Dataset excerpts:
- - - - - - -

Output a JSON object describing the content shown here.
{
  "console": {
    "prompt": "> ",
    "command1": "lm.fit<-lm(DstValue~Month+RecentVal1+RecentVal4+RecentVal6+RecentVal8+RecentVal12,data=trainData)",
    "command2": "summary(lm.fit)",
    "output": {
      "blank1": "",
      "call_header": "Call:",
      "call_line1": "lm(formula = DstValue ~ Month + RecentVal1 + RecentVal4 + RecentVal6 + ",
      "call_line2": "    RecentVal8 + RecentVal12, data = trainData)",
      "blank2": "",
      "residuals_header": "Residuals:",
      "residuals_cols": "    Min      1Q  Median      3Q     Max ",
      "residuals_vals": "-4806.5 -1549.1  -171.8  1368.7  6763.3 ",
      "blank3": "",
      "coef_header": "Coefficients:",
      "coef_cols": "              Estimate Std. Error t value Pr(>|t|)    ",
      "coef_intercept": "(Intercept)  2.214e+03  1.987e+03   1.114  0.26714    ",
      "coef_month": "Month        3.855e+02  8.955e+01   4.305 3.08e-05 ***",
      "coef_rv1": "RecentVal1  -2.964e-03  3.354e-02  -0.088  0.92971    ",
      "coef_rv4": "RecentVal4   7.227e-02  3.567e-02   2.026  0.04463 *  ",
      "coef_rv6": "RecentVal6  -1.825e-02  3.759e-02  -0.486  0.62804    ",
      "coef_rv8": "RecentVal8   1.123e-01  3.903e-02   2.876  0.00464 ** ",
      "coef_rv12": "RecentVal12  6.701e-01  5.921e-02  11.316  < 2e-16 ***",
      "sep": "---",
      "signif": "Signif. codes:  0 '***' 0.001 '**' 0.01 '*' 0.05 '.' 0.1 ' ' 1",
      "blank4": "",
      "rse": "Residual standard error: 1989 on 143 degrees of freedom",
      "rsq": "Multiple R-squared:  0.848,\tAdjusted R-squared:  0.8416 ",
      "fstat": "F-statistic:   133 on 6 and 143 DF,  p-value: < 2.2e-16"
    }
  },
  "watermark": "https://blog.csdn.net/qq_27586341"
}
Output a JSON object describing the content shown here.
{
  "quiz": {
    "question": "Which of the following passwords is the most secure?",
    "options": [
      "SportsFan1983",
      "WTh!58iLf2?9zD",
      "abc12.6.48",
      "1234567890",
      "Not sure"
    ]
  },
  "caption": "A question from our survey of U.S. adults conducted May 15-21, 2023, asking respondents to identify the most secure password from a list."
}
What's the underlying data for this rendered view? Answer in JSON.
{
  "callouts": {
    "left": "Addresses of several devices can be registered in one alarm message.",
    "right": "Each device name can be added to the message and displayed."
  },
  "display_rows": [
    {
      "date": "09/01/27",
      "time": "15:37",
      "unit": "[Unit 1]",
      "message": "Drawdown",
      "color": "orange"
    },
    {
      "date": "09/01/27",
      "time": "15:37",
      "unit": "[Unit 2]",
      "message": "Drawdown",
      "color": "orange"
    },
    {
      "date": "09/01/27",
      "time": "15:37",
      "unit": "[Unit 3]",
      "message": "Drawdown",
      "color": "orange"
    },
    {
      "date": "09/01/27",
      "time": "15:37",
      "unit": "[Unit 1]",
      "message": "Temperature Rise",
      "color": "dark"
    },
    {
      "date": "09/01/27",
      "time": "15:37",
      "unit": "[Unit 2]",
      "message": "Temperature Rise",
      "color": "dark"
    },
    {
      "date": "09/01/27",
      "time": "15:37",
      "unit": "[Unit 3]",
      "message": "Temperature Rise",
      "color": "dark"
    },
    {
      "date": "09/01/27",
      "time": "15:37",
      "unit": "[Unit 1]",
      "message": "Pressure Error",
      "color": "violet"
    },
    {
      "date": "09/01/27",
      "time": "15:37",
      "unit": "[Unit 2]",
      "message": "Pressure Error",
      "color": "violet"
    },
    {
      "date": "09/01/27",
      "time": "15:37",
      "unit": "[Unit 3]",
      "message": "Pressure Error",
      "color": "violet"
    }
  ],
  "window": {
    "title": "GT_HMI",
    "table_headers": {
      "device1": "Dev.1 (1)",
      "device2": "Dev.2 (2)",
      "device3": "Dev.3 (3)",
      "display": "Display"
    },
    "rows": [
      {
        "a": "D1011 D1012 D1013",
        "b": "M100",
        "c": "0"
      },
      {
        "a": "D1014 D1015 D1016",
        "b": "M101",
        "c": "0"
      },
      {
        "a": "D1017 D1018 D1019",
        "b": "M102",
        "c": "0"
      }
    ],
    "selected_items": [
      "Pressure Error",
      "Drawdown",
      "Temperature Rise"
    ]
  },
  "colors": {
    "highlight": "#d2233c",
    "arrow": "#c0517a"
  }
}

- - - - - - -

■ **Aim of the exercise**
Copy all lines of the material above where the string "trainData" occurs.

■ **Reply**
    "command1": "lm.fit<-lm(DstValue~Month+RecentVal1+RecentVal4+RecentVal6+RecentVal8+RecentVal12,data=trainData)",
      "call_line2": "    RecentVal8 + RecentVal12, data = trainData)",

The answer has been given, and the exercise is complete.